- [Dataset]
===

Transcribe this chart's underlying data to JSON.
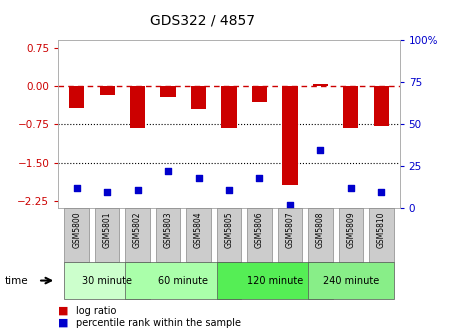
{
  "title": "GDS322 / 4857",
  "samples": [
    "GSM5800",
    "GSM5801",
    "GSM5802",
    "GSM5803",
    "GSM5804",
    "GSM5805",
    "GSM5806",
    "GSM5807",
    "GSM5808",
    "GSM5809",
    "GSM5810"
  ],
  "log_ratio": [
    -0.42,
    -0.18,
    -0.82,
    -0.22,
    -0.44,
    -0.82,
    -0.32,
    -1.95,
    0.05,
    -0.82,
    -0.78
  ],
  "percentile": [
    12,
    10,
    11,
    22,
    18,
    11,
    18,
    2,
    35,
    12,
    10
  ],
  "groups": [
    {
      "label": "30 minute",
      "start": 0,
      "end": 2,
      "color": "#ccffcc"
    },
    {
      "label": "60 minute",
      "start": 2,
      "end": 5,
      "color": "#aaffaa"
    },
    {
      "label": "120 minute",
      "start": 5,
      "end": 8,
      "color": "#55ee55"
    },
    {
      "label": "240 minute",
      "start": 8,
      "end": 10,
      "color": "#88ee88"
    }
  ],
  "ylim_left": [
    -2.4,
    0.9
  ],
  "ylim_right": [
    0,
    100
  ],
  "bar_color": "#cc0000",
  "dot_color": "#0000cc",
  "hline_zero_color": "#cc0000",
  "hline_color": "#000000",
  "yticks_left": [
    0.75,
    0,
    -0.75,
    -1.5,
    -2.25
  ],
  "yticks_right": [
    100,
    75,
    50,
    25,
    0
  ],
  "background_color": "#ffffff"
}
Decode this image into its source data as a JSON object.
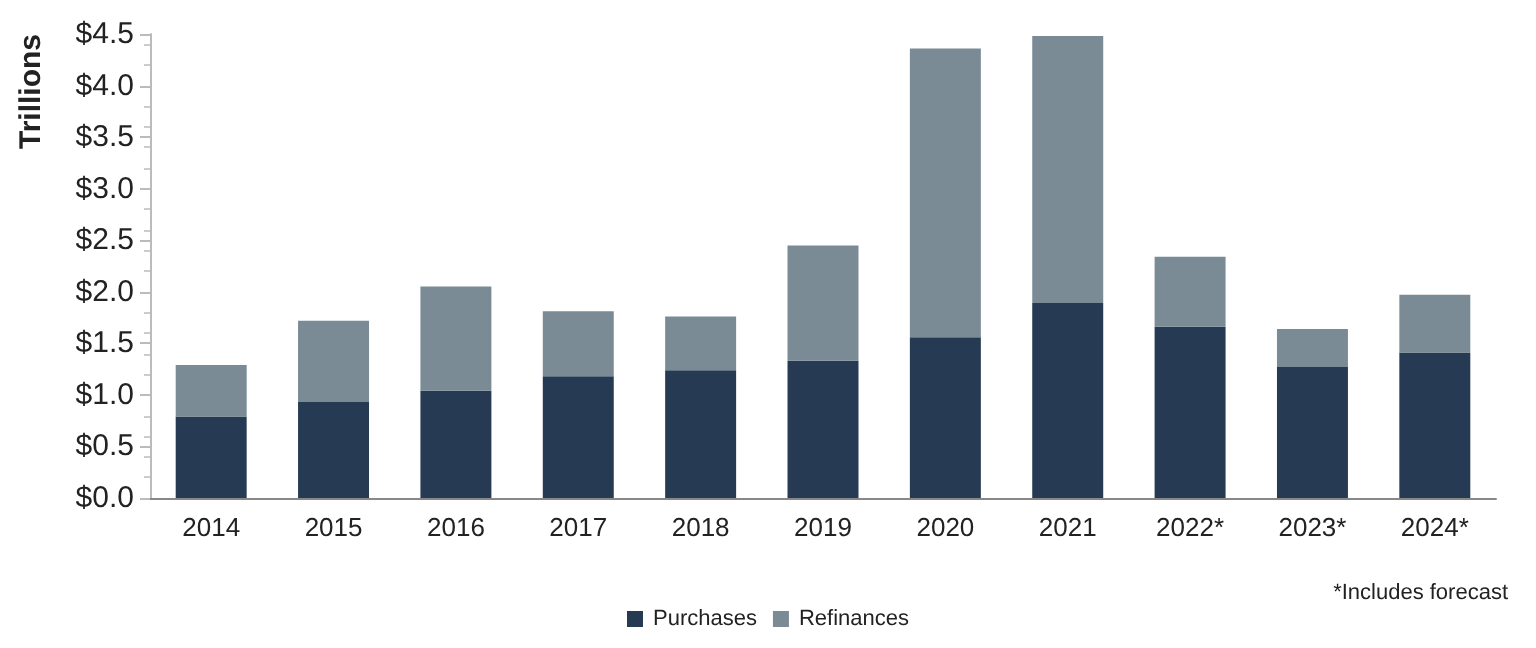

===

- [Stated problem] Omit the pictures, then output the rest of the listing exactly.

- [Written solution]
Transcribe this chart's underlying data to JSON.
{
  "title": "GDS322 / 4857",
  "samples": [
    "GSM5800",
    "GSM5801",
    "GSM5802",
    "GSM5803",
    "GSM5804",
    "GSM5805",
    "GSM5806",
    "GSM5807",
    "GSM5808",
    "GSM5809",
    "GSM5810"
  ],
  "log_ratio": [
    -0.42,
    -0.18,
    -0.82,
    -0.22,
    -0.44,
    -0.82,
    -0.32,
    -1.95,
    0.05,
    -0.82,
    -0.78
  ],
  "percentile": [
    12,
    10,
    11,
    22,
    18,
    11,
    18,
    2,
    35,
    12,
    10
  ],
  "groups": [
    {
      "label": "30 minute",
      "start": 0,
      "end": 2,
      "color": "#ccffcc"
    },
    {
      "label": "60 minute",
      "start": 2,
      "end": 5,
      "color": "#aaffaa"
    },
    {
      "label": "120 minute",
      "start": 5,
      "end": 8,
      "color": "#55ee55"
    },
    {
      "label": "240 minute",
      "start": 8,
      "end": 10,
      "color": "#88ee88"
    }
  ],
  "ylim_left": [
    -2.4,
    0.9
  ],
  "ylim_right": [
    0,
    100
  ],
  "bar_color": "#cc0000",
  "dot_color": "#0000cc",
  "hline_zero_color": "#cc0000",
  "hline_color": "#000000",
  "yticks_left": [
    0.75,
    0,
    -0.75,
    -1.5,
    -2.25
  ],
  "yticks_right": [
    100,
    75,
    50,
    25,
    0
  ],
  "background_color": "#ffffff"
}
Decode this image into its source data as a JSON object.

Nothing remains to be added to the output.